__Given information__
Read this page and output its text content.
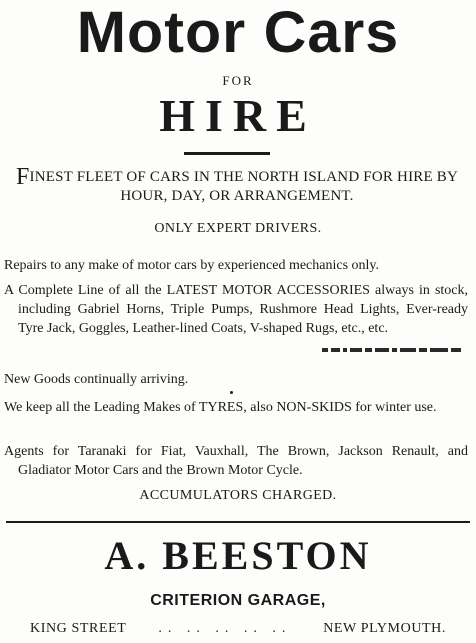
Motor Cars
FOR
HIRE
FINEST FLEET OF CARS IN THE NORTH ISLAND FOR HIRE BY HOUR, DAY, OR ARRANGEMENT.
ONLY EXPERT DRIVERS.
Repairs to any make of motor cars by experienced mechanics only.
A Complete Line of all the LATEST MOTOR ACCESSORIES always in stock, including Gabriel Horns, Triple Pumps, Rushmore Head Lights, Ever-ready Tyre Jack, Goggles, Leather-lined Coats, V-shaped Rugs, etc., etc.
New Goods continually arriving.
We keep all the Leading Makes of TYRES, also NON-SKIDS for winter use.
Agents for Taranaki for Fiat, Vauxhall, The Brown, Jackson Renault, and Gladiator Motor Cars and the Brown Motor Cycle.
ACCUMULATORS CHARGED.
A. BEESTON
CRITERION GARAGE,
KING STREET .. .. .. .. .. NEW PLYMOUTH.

* * *

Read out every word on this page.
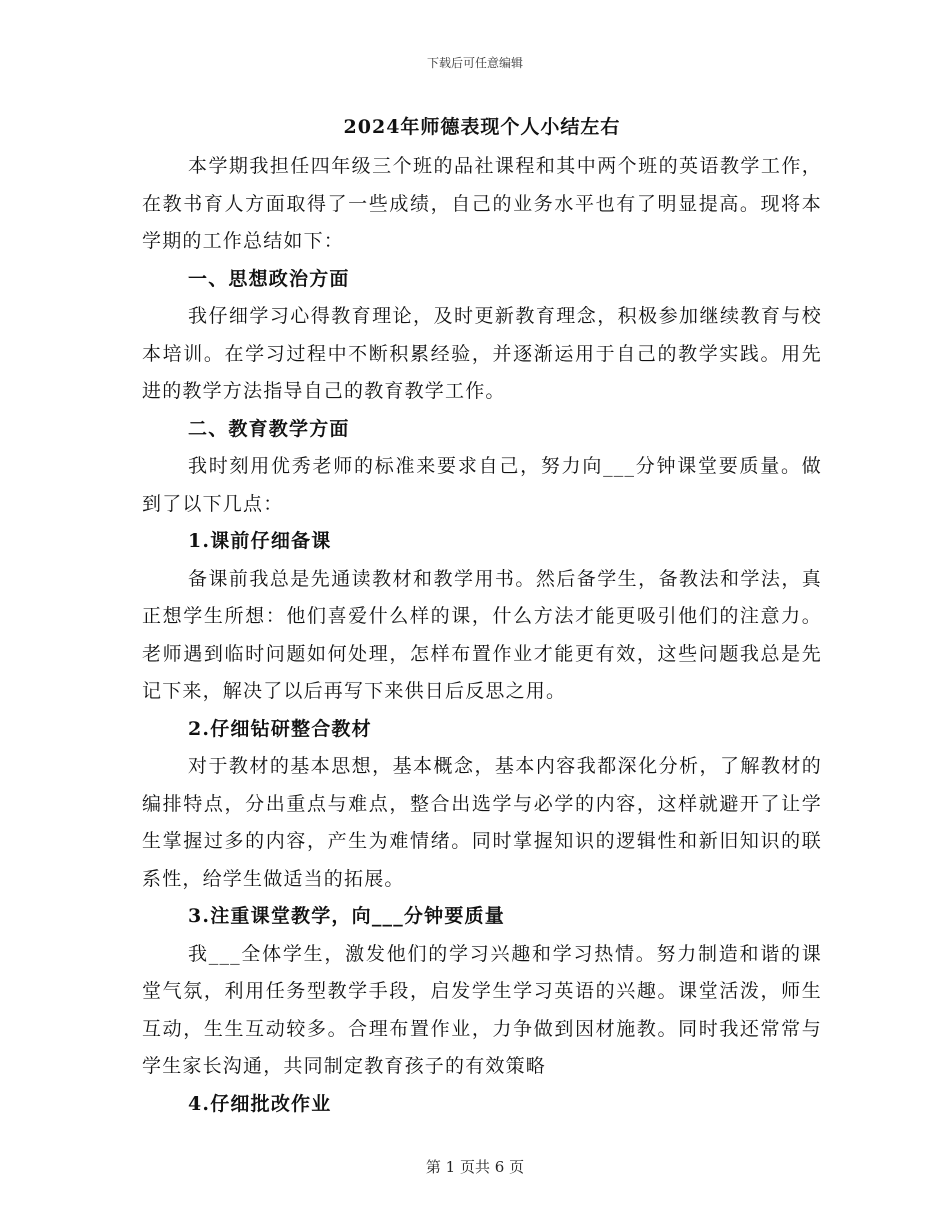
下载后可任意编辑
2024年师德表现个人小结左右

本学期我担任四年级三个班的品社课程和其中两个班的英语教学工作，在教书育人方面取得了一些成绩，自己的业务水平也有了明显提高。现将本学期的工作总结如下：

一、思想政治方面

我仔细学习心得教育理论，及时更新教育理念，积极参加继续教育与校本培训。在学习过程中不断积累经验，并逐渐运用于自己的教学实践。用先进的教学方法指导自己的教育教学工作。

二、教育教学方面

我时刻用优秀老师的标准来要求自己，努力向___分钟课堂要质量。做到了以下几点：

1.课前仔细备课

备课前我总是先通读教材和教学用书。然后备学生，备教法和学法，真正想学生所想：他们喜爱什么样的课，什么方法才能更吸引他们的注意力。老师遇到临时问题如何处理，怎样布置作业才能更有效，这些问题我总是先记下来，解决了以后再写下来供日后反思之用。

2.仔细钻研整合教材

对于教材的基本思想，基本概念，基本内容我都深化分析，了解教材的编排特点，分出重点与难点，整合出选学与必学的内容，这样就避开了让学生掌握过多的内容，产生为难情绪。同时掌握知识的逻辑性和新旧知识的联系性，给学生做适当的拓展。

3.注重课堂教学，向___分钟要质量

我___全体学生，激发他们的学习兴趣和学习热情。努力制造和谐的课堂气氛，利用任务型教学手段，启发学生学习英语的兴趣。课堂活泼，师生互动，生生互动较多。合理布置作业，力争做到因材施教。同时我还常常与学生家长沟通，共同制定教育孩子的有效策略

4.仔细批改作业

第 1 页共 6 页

...

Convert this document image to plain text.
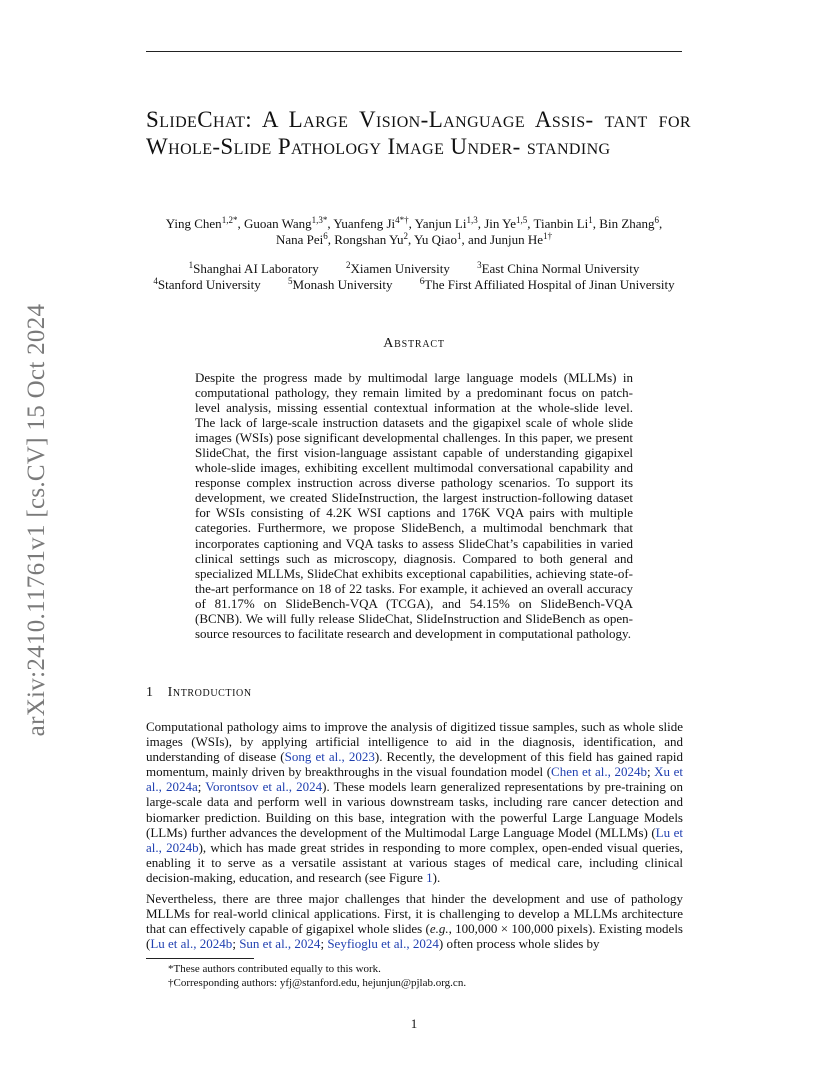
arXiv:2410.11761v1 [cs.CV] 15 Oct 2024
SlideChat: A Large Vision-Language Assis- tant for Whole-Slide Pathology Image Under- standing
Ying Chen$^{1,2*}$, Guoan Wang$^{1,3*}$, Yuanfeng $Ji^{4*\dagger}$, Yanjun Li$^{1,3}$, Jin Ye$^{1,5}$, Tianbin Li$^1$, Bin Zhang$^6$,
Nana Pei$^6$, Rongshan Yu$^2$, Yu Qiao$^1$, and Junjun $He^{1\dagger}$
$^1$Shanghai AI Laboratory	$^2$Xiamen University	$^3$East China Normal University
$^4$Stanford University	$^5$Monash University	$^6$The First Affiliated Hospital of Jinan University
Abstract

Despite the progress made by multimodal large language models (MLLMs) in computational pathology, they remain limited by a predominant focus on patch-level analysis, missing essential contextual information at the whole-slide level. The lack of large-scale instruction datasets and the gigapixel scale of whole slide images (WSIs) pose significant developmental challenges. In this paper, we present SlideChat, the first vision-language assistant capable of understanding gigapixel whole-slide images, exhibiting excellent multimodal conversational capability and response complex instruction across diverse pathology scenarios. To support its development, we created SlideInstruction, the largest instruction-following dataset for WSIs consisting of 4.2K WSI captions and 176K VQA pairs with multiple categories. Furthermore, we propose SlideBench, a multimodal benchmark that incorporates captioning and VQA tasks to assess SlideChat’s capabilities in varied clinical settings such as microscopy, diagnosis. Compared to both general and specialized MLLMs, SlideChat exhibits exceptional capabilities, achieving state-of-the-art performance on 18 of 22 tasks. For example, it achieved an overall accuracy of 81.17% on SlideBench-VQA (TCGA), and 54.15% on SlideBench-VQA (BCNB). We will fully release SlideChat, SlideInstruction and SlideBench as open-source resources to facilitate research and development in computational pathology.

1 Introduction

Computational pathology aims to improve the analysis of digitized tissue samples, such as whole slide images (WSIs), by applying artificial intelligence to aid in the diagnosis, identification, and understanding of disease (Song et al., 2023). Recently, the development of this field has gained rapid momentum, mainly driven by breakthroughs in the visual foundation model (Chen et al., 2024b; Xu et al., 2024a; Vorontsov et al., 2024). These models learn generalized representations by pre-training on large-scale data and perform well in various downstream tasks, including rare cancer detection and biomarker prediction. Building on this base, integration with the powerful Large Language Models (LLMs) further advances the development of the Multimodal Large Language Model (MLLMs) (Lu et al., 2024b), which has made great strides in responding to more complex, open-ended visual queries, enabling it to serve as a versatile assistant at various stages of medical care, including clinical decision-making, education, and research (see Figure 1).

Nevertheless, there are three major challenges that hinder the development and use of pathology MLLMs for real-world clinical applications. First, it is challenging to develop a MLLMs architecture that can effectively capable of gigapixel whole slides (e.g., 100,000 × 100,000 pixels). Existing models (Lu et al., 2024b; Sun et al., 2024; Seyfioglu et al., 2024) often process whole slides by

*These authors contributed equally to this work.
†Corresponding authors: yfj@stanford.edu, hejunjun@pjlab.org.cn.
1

__What you are asked to do__
Copy each line of the records above that carries the word "including".

__The output__
A Complete Line of all the LATEST MOTOR ACCESSORIES always in stock, including Gabriel Horns, Triple Pumps, Rushmore Head Lights, Ever-ready Tyre Jack, Goggles, Leather-lined Coats, V-shaped Rugs, etc., etc.
Computational pathology aims to improve the analysis of digitized tissue samples, such as whole slide images (WSIs), by applying artificial intelligence to aid in the diagnosis, identification, and understanding of disease (Song et al., 2023). Recently, the development of this field has gained rapid momentum, mainly driven by breakthroughs in the visual foundation model (Chen et al., 2024b; Xu et al., 2024a; Vorontsov et al., 2024). These models learn generalized representations by pre-training on large-scale data and perform well in various downstream tasks, including rare cancer detection and biomarker prediction. Building on this base, integration with the powerful Large Language Models (LLMs) further advances the development of the Multimodal Large Language Model (MLLMs) (Lu et al., 2024b), which has made great strides in responding to more complex, open-ended visual queries, enabling it to serve as a versatile assistant at various stages of medical care, including clinical decision-making, education, and research (see Figure 1).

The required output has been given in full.